» **EXERCISE DIRECTIONS**
From the entries below, report how many lines contain the string "fields". Give only that number.

» **DATA PROVIDED**
## start

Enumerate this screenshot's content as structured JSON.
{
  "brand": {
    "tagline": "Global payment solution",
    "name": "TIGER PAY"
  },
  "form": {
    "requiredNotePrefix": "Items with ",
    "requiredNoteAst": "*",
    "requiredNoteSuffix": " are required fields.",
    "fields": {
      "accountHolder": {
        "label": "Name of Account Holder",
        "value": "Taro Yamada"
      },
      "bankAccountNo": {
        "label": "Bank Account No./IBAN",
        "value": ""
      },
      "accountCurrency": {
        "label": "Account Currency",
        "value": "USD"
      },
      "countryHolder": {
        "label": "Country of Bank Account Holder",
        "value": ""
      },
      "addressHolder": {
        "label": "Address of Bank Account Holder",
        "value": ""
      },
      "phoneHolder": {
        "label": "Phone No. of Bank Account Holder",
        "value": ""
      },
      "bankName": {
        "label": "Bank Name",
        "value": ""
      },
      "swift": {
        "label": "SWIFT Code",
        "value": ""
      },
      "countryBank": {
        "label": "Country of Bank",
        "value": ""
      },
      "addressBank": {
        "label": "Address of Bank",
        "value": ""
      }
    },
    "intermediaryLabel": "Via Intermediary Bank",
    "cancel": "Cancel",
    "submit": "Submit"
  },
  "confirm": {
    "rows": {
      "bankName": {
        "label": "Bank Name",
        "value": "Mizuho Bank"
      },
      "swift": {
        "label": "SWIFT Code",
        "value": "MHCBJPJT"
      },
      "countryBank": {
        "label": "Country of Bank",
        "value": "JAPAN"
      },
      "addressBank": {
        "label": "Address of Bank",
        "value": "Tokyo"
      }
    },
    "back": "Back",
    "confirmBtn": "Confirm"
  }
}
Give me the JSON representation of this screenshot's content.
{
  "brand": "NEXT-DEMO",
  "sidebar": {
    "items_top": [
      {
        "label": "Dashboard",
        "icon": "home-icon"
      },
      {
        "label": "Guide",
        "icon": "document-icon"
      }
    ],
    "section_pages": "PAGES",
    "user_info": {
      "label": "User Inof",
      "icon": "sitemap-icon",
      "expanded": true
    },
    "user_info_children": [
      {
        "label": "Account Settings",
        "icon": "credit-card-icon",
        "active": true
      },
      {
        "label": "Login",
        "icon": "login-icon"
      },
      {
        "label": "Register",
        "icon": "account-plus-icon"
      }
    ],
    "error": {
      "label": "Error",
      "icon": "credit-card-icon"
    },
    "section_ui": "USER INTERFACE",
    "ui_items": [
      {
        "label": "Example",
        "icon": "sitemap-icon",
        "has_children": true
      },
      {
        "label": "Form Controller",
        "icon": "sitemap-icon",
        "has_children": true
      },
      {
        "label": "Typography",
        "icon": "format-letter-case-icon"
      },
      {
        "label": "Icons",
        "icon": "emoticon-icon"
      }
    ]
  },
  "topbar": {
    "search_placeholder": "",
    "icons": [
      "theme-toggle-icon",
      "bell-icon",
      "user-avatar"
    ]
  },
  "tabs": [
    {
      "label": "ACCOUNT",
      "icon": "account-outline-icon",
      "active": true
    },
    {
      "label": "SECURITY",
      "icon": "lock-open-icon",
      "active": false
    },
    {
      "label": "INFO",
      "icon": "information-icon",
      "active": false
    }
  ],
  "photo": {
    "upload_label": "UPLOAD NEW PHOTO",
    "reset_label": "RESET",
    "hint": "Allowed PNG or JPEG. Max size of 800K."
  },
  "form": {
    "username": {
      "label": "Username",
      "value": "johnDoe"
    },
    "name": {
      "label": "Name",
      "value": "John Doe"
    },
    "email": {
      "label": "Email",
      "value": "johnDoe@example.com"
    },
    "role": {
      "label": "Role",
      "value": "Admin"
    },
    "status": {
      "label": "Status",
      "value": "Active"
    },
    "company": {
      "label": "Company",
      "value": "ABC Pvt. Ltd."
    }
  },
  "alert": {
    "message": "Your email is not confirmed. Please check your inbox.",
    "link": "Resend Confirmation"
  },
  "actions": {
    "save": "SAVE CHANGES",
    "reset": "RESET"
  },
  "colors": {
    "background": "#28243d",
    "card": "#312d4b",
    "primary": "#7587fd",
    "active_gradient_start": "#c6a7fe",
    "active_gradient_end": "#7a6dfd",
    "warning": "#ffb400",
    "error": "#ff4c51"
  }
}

## end

» **TASK RESPONSE**
2